Description of the task: Transcribe all the entries word for word, omitting any pictures they contain.

Provided material:
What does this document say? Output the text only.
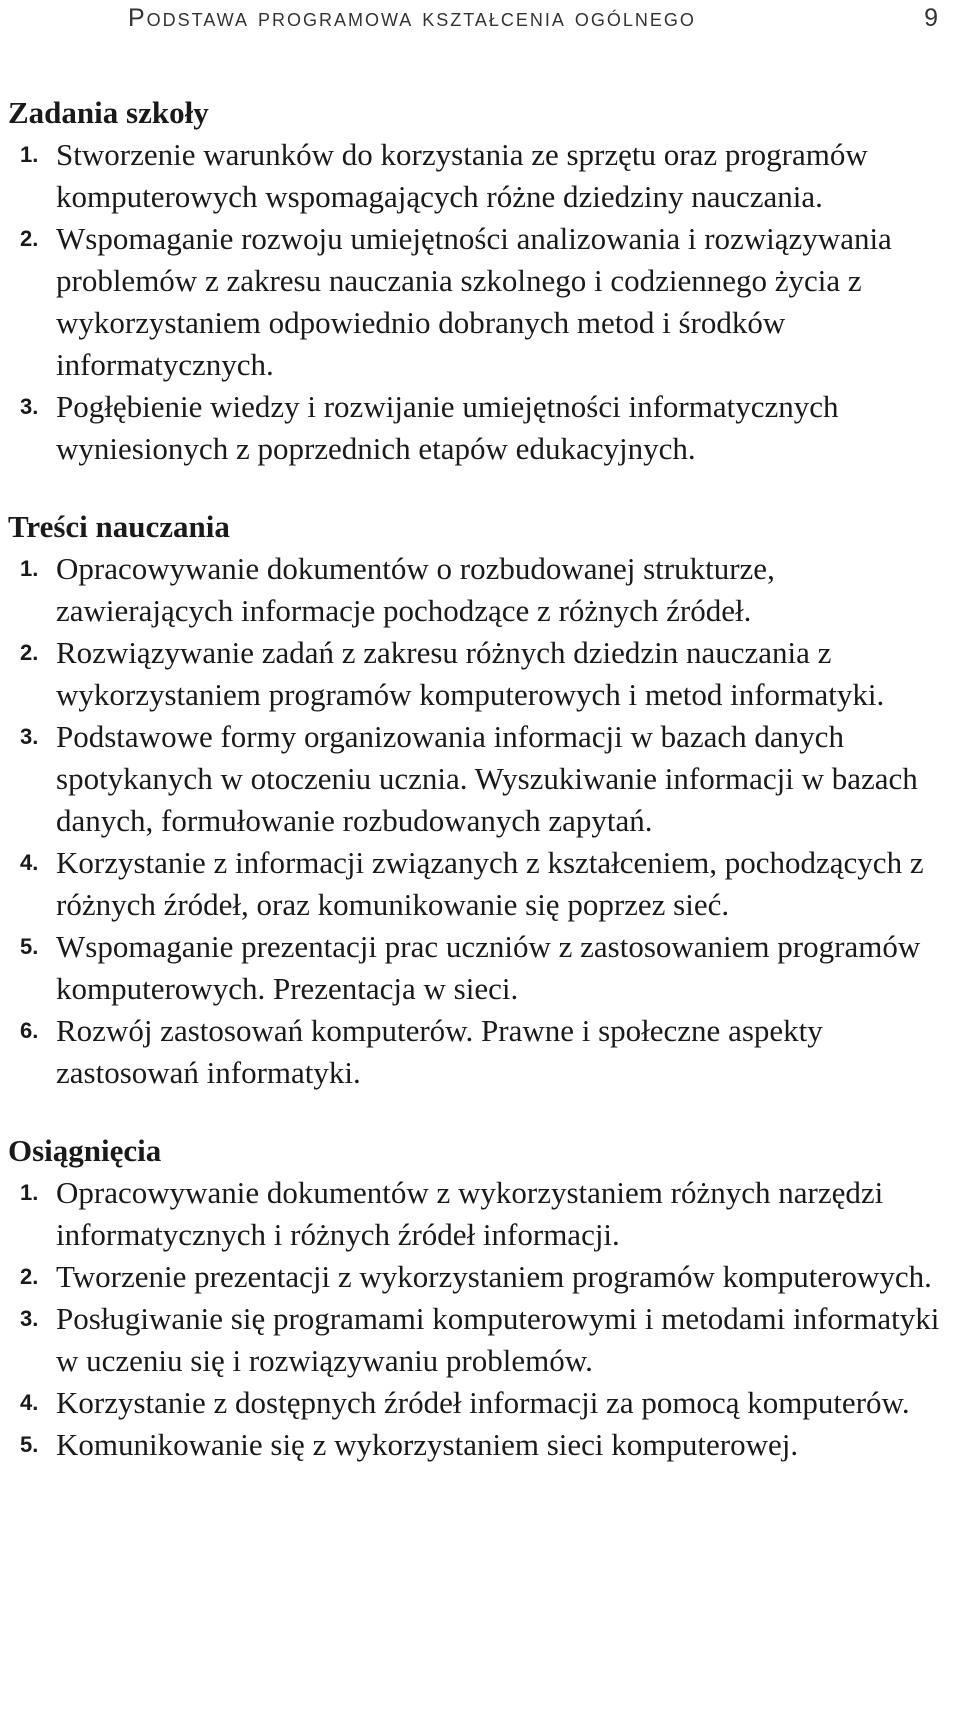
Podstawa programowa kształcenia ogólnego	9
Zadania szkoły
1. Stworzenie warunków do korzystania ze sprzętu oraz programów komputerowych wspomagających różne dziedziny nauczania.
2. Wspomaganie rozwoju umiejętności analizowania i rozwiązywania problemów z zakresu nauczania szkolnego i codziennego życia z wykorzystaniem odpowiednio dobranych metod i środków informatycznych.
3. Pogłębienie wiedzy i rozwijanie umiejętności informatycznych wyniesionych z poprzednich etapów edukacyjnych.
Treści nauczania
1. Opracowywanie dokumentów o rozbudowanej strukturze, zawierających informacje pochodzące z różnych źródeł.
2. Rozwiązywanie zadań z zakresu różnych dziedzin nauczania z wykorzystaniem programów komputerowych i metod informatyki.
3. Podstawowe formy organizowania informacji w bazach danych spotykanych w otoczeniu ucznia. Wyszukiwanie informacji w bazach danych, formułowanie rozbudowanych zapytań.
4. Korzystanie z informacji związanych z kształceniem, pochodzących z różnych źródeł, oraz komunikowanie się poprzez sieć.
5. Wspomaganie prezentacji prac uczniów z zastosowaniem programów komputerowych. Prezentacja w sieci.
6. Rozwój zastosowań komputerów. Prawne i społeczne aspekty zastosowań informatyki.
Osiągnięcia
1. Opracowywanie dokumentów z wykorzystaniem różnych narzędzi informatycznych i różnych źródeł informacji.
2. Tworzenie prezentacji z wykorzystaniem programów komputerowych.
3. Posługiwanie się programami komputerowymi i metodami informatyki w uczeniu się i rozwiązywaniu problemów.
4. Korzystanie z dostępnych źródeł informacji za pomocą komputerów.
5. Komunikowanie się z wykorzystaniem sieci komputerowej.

Answer for the task:
What does this document say? Output the text only.
Podstawa programowa kształcenia ogólnego	9
Zadania szkoły
1. Stworzenie warunków do korzystania ze sprzętu oraz programów komputerowych wspomagających różne dziedziny nauczania.
2. Wspomaganie rozwoju umiejętności analizowania i rozwiązywania problemów z zakresu nauczania szkolnego i codziennego życia z wykorzystaniem odpowiednio dobranych metod i środków informatycznych.
3. Pogłębienie wiedzy i rozwijanie umiejętności informatycznych wyniesionych z poprzednich etapów edukacyjnych.
Treści nauczania
1. Opracowywanie dokumentów o rozbudowanej strukturze, zawierających informacje pochodzące z różnych źródeł.
2. Rozwiązywanie zadań z zakresu różnych dziedzin nauczania z wykorzystaniem programów komputerowych i metod informatyki.
3. Podstawowe formy organizowania informacji w bazach danych spotykanych w otoczeniu ucznia. Wyszukiwanie informacji w bazach danych, formułowanie rozbudowanych zapytań.
4. Korzystanie z informacji związanych z kształceniem, pochodzących z różnych źródeł, oraz komunikowanie się poprzez sieć.
5. Wspomaganie prezentacji prac uczniów z zastosowaniem programów komputerowych. Prezentacja w sieci.
6. Rozwój zastosowań komputerów. Prawne i społeczne aspekty zastosowań informatyki.
Osiągnięcia
1. Opracowywanie dokumentów z wykorzystaniem różnych narzędzi informatycznych i różnych źródeł informacji.
2. Tworzenie prezentacji z wykorzystaniem programów komputerowych.
3. Posługiwanie się programami komputerowymi i metodami informatyki w uczeniu się i rozwiązywaniu problemów.
4. Korzystanie z dostępnych źródeł informacji za pomocą komputerów.
5. Komunikowanie się z wykorzystaniem sieci komputerowej.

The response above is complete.